## [Written instruction]
Return only the count of lines in which the word "name" appears.

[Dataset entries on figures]
********
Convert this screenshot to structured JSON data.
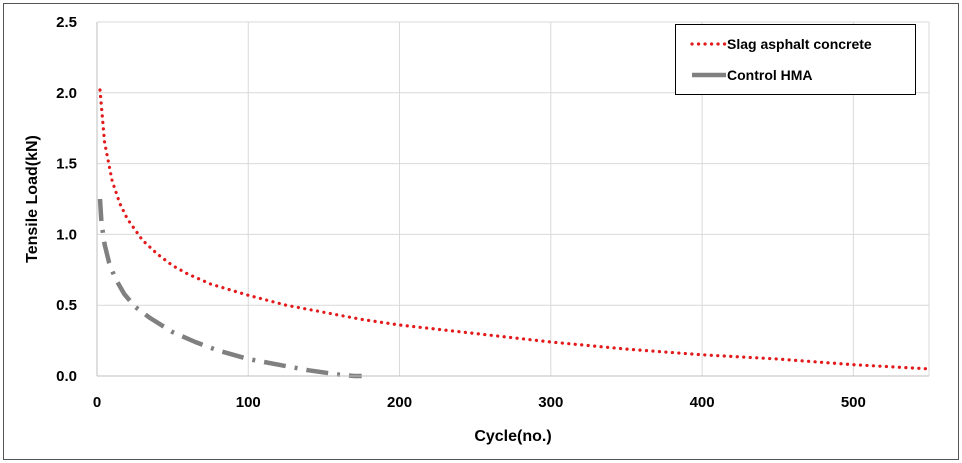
{
  "chart_data": {
    "type": "line",
    "title": "",
    "xlabel": "Cycle(no.)",
    "ylabel": "Tensile Load(kN)",
    "xlim": [
      0,
      550
    ],
    "ylim": [
      0,
      2.5
    ],
    "x_ticks": [
      0,
      100,
      200,
      300,
      400,
      500
    ],
    "y_ticks": [
      0.0,
      0.5,
      1.0,
      1.5,
      2.0,
      2.5
    ],
    "x_tick_labels": [
      "0",
      "100",
      "200",
      "300",
      "400",
      "500"
    ],
    "y_tick_labels": [
      "0.0",
      "0.5",
      "1.0",
      "1.5",
      "2.0",
      "2.5"
    ],
    "grid": true,
    "legend_position": "top-right",
    "series": [
      {
        "name": "Slag asphalt concrete",
        "color": "#e31a1c",
        "style": "dotted",
        "x": [
          2,
          5,
          10,
          15,
          20,
          30,
          40,
          50,
          60,
          75,
          100,
          125,
          150,
          175,
          200,
          250,
          300,
          350,
          400,
          450,
          500,
          550
        ],
        "y": [
          2.02,
          1.65,
          1.38,
          1.22,
          1.11,
          0.96,
          0.86,
          0.78,
          0.72,
          0.65,
          0.57,
          0.5,
          0.45,
          0.4,
          0.36,
          0.3,
          0.24,
          0.19,
          0.15,
          0.12,
          0.08,
          0.05
        ]
      },
      {
        "name": "Control HMA",
        "color": "#808080",
        "style": "dash-dot",
        "x": [
          2,
          3,
          5,
          8,
          12,
          18,
          25,
          35,
          50,
          65,
          80,
          100,
          120,
          140,
          160,
          170,
          175
        ],
        "y": [
          1.25,
          1.08,
          0.93,
          0.8,
          0.69,
          0.58,
          0.49,
          0.41,
          0.31,
          0.24,
          0.18,
          0.12,
          0.08,
          0.04,
          0.01,
          0.0,
          0.0
        ]
      }
    ]
  }
}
********
## [Output of the exercise]
2